Copy every line that mentions the word "this".

## START

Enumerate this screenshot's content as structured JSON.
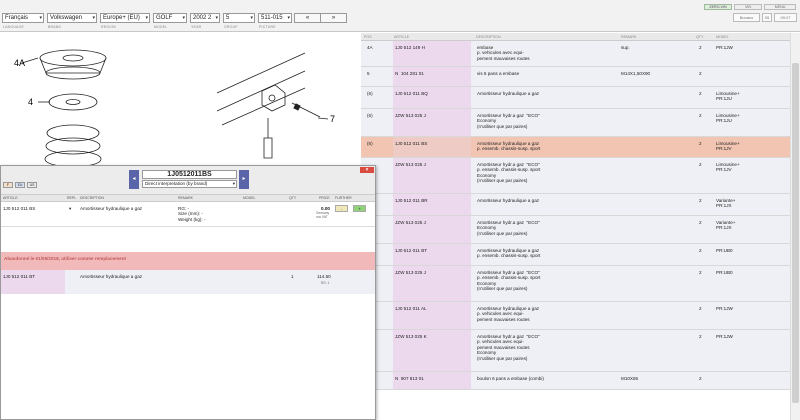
{
  "toolbar": {
    "language": "Français",
    "brand": "Volkswagen",
    "market": "Europe+ (EU)",
    "model": "GOLF",
    "year": "2002",
    "type": "2",
    "group": "5",
    "subgroup": "511-015",
    "prev": "«",
    "next": "»",
    "labels": {
      "language": "LANGUAGE",
      "brand": "BRAND",
      "market": "REGION",
      "model": "MODEL",
      "year": "YEAR",
      "group": "GROUP",
      "subgroup": "PICTURE"
    },
    "buttons": {
      "zero_vin": "ZERO-VIN",
      "vin": "VIN",
      "menu": "MENU"
    },
    "small_boxes": [
      "Bonaco",
      "05",
      "09:27"
    ]
  },
  "drawing": {
    "callouts": [
      "4A",
      "4",
      "7"
    ]
  },
  "parts_table": {
    "headers": {
      "pos": "POS",
      "article": "ARTICLE",
      "description": "DESCRIPTION",
      "remark": "REMARK",
      "qty": "QTY",
      "model": "MODEL"
    },
    "rows": [
      {
        "pos": "4A",
        "article": "1J0 512 149 H",
        "description": "embase\np. vehicules avec equi-\npement mauvaises routes",
        "remark": "sup.",
        "qty": "2",
        "model": "PR:1JW"
      },
      {
        "pos": "5",
        "article": "N  104 281 01",
        "description": "vis 6 pans a embase",
        "remark": "M14X1,50X90",
        "qty": "2",
        "model": ""
      },
      {
        "pos": "(6)",
        "article": "1J0 512 011 BQ",
        "description": "Amortisseur hydraulique a gaz",
        "remark": "",
        "qty": "2",
        "model": "Limousine+\nPR:1JU"
      },
      {
        "pos": "(6)",
        "article": "JZW 513 025 J",
        "description": "Amortisseur hydr.a gaz  \"ECO\"\nEconomy\n(n'utiliser que par paires)",
        "remark": "",
        "qty": "2",
        "model": "Limousine+\nPR:1JU"
      },
      {
        "pos": "(6)",
        "article": "1J0 512 011 BS",
        "description": "Amortisseur hydraulique a gaz\np. ensemb. chassis-susp. sport",
        "remark": "",
        "qty": "2",
        "model": "Limousine+\nPR:1JV"
      },
      {
        "pos": "",
        "article": "JZW 513 025 J",
        "description": "Amortisseur hydr.a gaz  \"ECO\"\np. ensemb. chassis-susp. sport\nEconomy\n(n'utiliser que par paires)",
        "remark": "",
        "qty": "2",
        "model": "Limousine+\nPR:1JV"
      },
      {
        "pos": "",
        "article": "1J0 512 011 BR",
        "description": "Amortisseur hydraulique a gaz",
        "remark": "",
        "qty": "2",
        "model": "Variante+\nPR:1JX"
      },
      {
        "pos": "",
        "article": "JZW 513 025 J",
        "description": "Amortisseur hydr.a gaz  \"ECO\"\nEconomy\n(n'utiliser que par paires)",
        "remark": "",
        "qty": "2",
        "model": "Variante+\nPR:1JX"
      },
      {
        "pos": "",
        "article": "1J0 512 011 BT",
        "description": "Amortisseur hydraulique a gaz\np. ensemb. chassis-susp. sport",
        "remark": "",
        "qty": "2",
        "model": "PR:UB0"
      },
      {
        "pos": "",
        "article": "JZW 513 025 J",
        "description": "Amortisseur hydr.a gaz  \"ECO\"\np. ensemb. chassis-susp. sport\nEconomy\n(n'utiliser que par paires)",
        "remark": "",
        "qty": "2",
        "model": "PR:UB0"
      },
      {
        "pos": "",
        "article": "1J0 512 011 AL",
        "description": "Amortisseur hydraulique a gaz\np. vehicules avec equi-\npement mauvaises routes",
        "remark": "",
        "qty": "2",
        "model": "PR:1JW"
      },
      {
        "pos": "",
        "article": "JZW 513 025 K",
        "description": "Amortisseur hydr.a gaz  \"ECO\"\np. vehicules avec equi-\npement mauvaises routes\nEconomy\n(n'utiliser que par paires)",
        "remark": "",
        "qty": "2",
        "model": "PR:1JW"
      },
      {
        "pos": "8",
        "article": "N  907 813 01",
        "description": "boulon 6 pans a embase (combi)",
        "remark": "M10X65",
        "qty": "2",
        "model": ""
      }
    ]
  },
  "popup": {
    "close": "×",
    "flags": [
      "F",
      "EU",
      "US"
    ],
    "part_number": "1J0512011BS",
    "interpretation": "Direct interpretation (by brand)",
    "headers": {
      "article": "ARTICLE",
      "repl": "REPL",
      "description": "DESCRIPTION",
      "remark": "REMARK",
      "model": "MODEL",
      "qty": "QTY",
      "price": "PRICE",
      "further": "FURTHER"
    },
    "row1": {
      "article": "1J0 512 011 BS",
      "repl": "▾",
      "description": "Amortisseur hydraulique a gaz",
      "remark": "RG: -\nSize (mm): -\nWeight (kg): -",
      "price": "0.00",
      "price_note": "Germany\nvno VAT",
      "minus": "-",
      "plus": "+"
    },
    "warning": "Abandonné le 01/05/2018, utiliser comme remplacement",
    "row2": {
      "article": "1J0 512 011 BT",
      "description": "Amortisseur hydraulique a gaz",
      "qty": "1",
      "price": "114.50",
      "price_note": "RG: 1"
    }
  }
}
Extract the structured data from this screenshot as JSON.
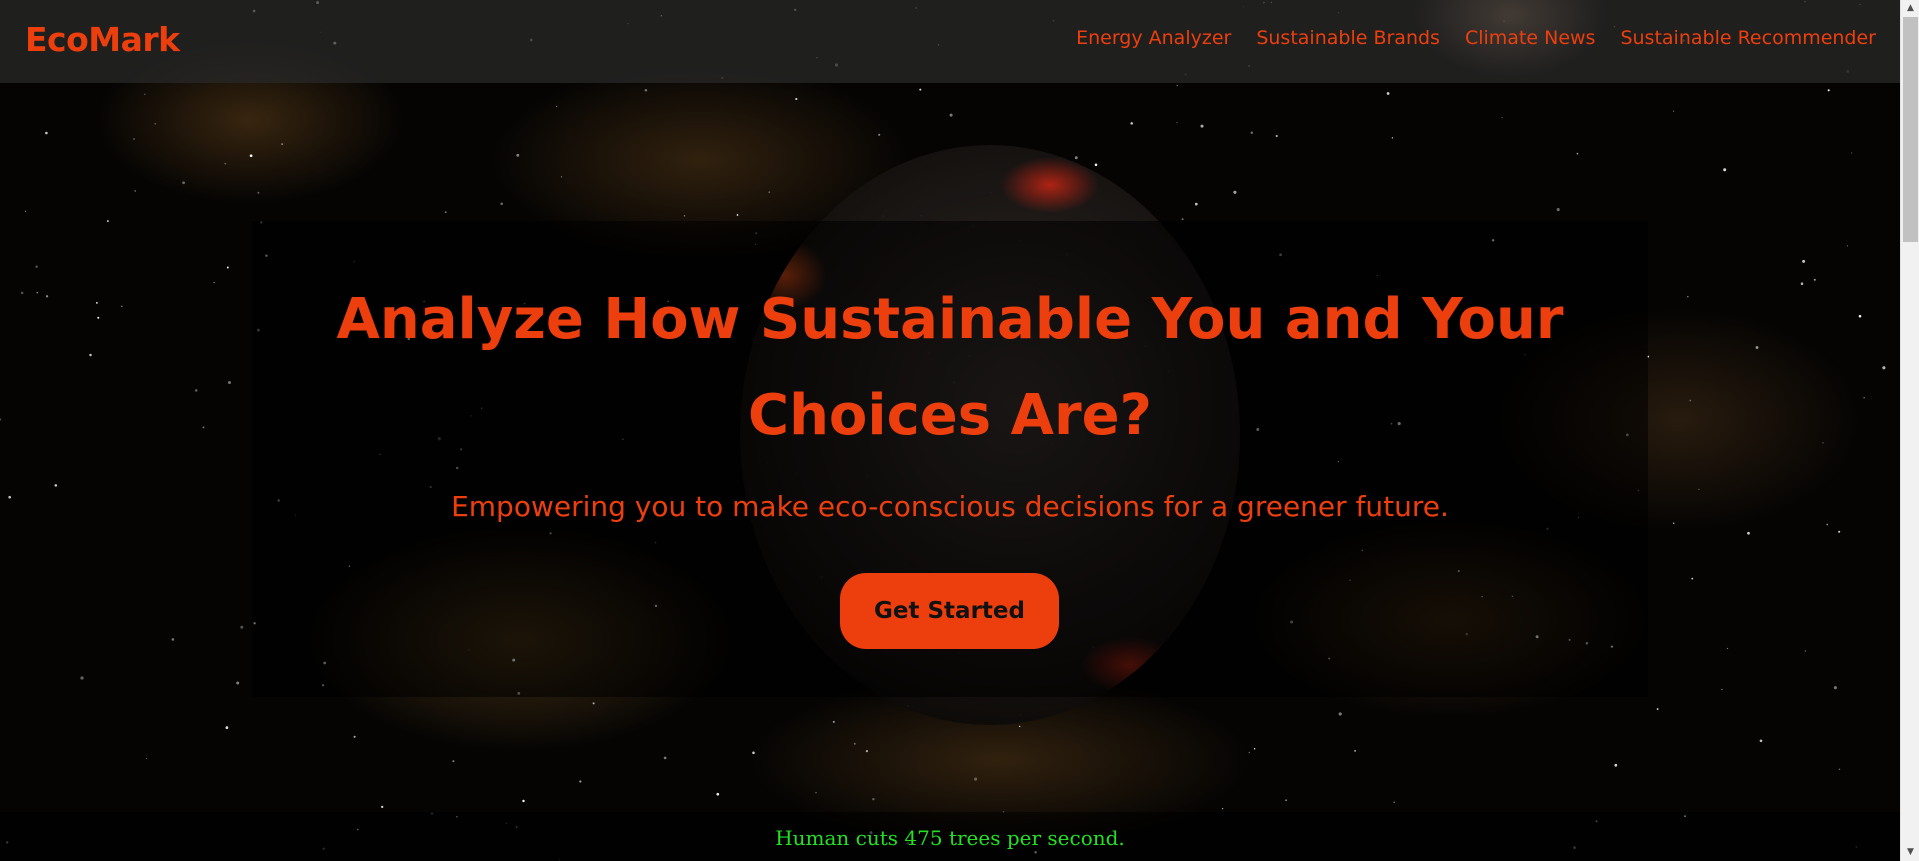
{
  "navbar": {
    "logo": "EcoMark",
    "links": [
      {
        "label": "Energy Analyzer"
      },
      {
        "label": "Sustainable Brands"
      },
      {
        "label": "Climate News"
      },
      {
        "label": "Sustainable Recommender"
      }
    ]
  },
  "hero": {
    "title": "Analyze How Sustainable You and Your Choices Are?",
    "subtitle": "Empowering you to make eco-conscious decisions for a greener future.",
    "cta_label": "Get Started"
  },
  "fact": "Human cuts 475 trees per second.",
  "colors": {
    "accent": "#ed3f0e",
    "fact_text": "#22e022",
    "background": "#050403"
  },
  "icons": {
    "scroll_up": "triangle-up-icon",
    "scroll_down": "triangle-down-icon"
  }
}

## END

Exercise output:
Enumerate this screenshot's content as structured JSON.
Extract the structured data from this screenshot as JSON.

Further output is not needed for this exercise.